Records
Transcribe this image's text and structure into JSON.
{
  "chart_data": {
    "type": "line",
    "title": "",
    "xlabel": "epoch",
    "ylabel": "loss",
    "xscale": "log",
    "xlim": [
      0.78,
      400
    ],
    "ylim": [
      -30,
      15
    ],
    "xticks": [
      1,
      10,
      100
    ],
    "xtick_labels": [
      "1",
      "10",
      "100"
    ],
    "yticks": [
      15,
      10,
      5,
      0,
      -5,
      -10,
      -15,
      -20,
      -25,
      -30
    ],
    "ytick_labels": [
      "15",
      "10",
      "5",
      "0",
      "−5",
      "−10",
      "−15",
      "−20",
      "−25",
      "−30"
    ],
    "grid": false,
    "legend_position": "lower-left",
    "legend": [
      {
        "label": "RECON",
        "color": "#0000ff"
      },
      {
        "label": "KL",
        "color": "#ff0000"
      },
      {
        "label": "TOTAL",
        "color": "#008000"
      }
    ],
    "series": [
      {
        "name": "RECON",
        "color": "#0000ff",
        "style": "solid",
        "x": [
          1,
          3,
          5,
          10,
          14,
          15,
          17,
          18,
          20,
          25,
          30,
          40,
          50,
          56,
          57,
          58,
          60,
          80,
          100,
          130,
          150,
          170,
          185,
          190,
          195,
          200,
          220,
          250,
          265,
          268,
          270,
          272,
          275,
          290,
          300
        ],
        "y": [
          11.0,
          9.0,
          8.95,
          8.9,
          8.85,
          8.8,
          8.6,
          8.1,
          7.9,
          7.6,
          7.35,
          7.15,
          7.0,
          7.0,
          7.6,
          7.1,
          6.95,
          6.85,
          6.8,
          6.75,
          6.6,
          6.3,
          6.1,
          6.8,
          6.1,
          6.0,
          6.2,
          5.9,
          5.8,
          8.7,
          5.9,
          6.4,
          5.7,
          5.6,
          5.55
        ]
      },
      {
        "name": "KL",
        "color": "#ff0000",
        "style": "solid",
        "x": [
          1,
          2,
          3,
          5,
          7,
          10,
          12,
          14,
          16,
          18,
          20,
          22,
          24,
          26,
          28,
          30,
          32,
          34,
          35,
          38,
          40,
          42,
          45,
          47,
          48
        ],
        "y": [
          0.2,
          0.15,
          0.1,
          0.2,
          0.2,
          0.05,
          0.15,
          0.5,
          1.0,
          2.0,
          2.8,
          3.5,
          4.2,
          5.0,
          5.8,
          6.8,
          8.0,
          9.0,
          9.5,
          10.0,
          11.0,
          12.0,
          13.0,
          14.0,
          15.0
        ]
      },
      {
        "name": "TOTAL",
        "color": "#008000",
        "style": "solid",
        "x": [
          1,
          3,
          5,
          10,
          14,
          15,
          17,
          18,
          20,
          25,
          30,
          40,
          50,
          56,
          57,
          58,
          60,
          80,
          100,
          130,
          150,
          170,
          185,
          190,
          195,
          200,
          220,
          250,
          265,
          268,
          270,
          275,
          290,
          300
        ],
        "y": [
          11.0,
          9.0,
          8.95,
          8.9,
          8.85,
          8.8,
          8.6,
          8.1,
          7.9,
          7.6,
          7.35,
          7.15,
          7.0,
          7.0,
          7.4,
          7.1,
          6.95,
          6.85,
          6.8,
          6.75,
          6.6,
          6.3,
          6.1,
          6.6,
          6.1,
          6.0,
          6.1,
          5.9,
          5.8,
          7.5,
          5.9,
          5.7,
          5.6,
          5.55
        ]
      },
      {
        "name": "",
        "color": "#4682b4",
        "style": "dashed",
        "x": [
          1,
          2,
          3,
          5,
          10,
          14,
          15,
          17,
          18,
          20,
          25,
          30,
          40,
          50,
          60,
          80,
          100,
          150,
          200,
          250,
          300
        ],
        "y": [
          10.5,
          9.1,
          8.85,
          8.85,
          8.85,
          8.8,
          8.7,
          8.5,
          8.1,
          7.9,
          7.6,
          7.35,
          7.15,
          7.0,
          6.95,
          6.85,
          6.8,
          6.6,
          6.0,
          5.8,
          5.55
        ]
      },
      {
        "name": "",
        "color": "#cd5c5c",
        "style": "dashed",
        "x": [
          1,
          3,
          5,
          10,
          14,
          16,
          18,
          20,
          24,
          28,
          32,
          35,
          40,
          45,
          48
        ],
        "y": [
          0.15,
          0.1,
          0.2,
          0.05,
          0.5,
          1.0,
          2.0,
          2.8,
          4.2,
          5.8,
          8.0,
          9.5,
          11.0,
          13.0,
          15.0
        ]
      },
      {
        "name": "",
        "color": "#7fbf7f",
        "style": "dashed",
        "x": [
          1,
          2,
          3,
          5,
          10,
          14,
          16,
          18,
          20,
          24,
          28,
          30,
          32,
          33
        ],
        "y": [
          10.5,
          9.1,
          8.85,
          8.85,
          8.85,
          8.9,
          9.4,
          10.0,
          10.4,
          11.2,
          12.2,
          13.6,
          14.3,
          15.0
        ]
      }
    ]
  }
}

## What you need to do
Produce a verbatim transcription of the entries above.

## Response to this task
Transcribe this image's text and structure into JSON.
{
  "chart_data": {
    "type": "line",
    "title": "",
    "xlabel": "epoch",
    "ylabel": "loss",
    "xscale": "log",
    "xlim": [
      0.78,
      400
    ],
    "ylim": [
      -30,
      15
    ],
    "xticks": [
      1,
      10,
      100
    ],
    "xtick_labels": [
      "1",
      "10",
      "100"
    ],
    "yticks": [
      15,
      10,
      5,
      0,
      -5,
      -10,
      -15,
      -20,
      -25,
      -30
    ],
    "ytick_labels": [
      "15",
      "10",
      "5",
      "0",
      "−5",
      "−10",
      "−15",
      "−20",
      "−25",
      "−30"
    ],
    "grid": false,
    "legend_position": "lower-left",
    "legend": [
      {
        "label": "RECON",
        "color": "#0000ff"
      },
      {
        "label": "KL",
        "color": "#ff0000"
      },
      {
        "label": "TOTAL",
        "color": "#008000"
      }
    ],
    "series": [
      {
        "name": "RECON",
        "color": "#0000ff",
        "style": "solid",
        "x": [
          1,
          3,
          5,
          10,
          14,
          15,
          17,
          18,
          20,
          25,
          30,
          40,
          50,
          56,
          57,
          58,
          60,
          80,
          100,
          130,
          150,
          170,
          185,
          190,
          195,
          200,
          220,
          250,
          265,
          268,
          270,
          272,
          275,
          290,
          300
        ],
        "y": [
          11.0,
          9.0,
          8.95,
          8.9,
          8.85,
          8.8,
          8.6,
          8.1,
          7.9,
          7.6,
          7.35,
          7.15,
          7.0,
          7.0,
          7.6,
          7.1,
          6.95,
          6.85,
          6.8,
          6.75,
          6.6,
          6.3,
          6.1,
          6.8,
          6.1,
          6.0,
          6.2,
          5.9,
          5.8,
          8.7,
          5.9,
          6.4,
          5.7,
          5.6,
          5.55
        ]
      },
      {
        "name": "KL",
        "color": "#ff0000",
        "style": "solid",
        "x": [
          1,
          2,
          3,
          5,
          7,
          10,
          12,
          14,
          16,
          18,
          20,
          22,
          24,
          26,
          28,
          30,
          32,
          34,
          35,
          38,
          40,
          42,
          45,
          47,
          48
        ],
        "y": [
          0.2,
          0.15,
          0.1,
          0.2,
          0.2,
          0.05,
          0.15,
          0.5,
          1.0,
          2.0,
          2.8,
          3.5,
          4.2,
          5.0,
          5.8,
          6.8,
          8.0,
          9.0,
          9.5,
          10.0,
          11.0,
          12.0,
          13.0,
          14.0,
          15.0
        ]
      },
      {
        "name": "TOTAL",
        "color": "#008000",
        "style": "solid",
        "x": [
          1,
          3,
          5,
          10,
          14,
          15,
          17,
          18,
          20,
          25,
          30,
          40,
          50,
          56,
          57,
          58,
          60,
          80,
          100,
          130,
          150,
          170,
          185,
          190,
          195,
          200,
          220,
          250,
          265,
          268,
          270,
          275,
          290,
          300
        ],
        "y": [
          11.0,
          9.0,
          8.95,
          8.9,
          8.85,
          8.8,
          8.6,
          8.1,
          7.9,
          7.6,
          7.35,
          7.15,
          7.0,
          7.0,
          7.4,
          7.1,
          6.95,
          6.85,
          6.8,
          6.75,
          6.6,
          6.3,
          6.1,
          6.6,
          6.1,
          6.0,
          6.1,
          5.9,
          5.8,
          7.5,
          5.9,
          5.7,
          5.6,
          5.55
        ]
      },
      {
        "name": "",
        "color": "#4682b4",
        "style": "dashed",
        "x": [
          1,
          2,
          3,
          5,
          10,
          14,
          15,
          17,
          18,
          20,
          25,
          30,
          40,
          50,
          60,
          80,
          100,
          150,
          200,
          250,
          300
        ],
        "y": [
          10.5,
          9.1,
          8.85,
          8.85,
          8.85,
          8.8,
          8.7,
          8.5,
          8.1,
          7.9,
          7.6,
          7.35,
          7.15,
          7.0,
          6.95,
          6.85,
          6.8,
          6.6,
          6.0,
          5.8,
          5.55
        ]
      },
      {
        "name": "",
        "color": "#cd5c5c",
        "style": "dashed",
        "x": [
          1,
          3,
          5,
          10,
          14,
          16,
          18,
          20,
          24,
          28,
          32,
          35,
          40,
          45,
          48
        ],
        "y": [
          0.15,
          0.1,
          0.2,
          0.05,
          0.5,
          1.0,
          2.0,
          2.8,
          4.2,
          5.8,
          8.0,
          9.5,
          11.0,
          13.0,
          15.0
        ]
      },
      {
        "name": "",
        "color": "#7fbf7f",
        "style": "dashed",
        "x": [
          1,
          2,
          3,
          5,
          10,
          14,
          16,
          18,
          20,
          24,
          28,
          30,
          32,
          33
        ],
        "y": [
          10.5,
          9.1,
          8.85,
          8.85,
          8.85,
          8.9,
          9.4,
          10.0,
          10.4,
          11.2,
          12.2,
          13.6,
          14.3,
          15.0
        ]
      }
    ]
  }
}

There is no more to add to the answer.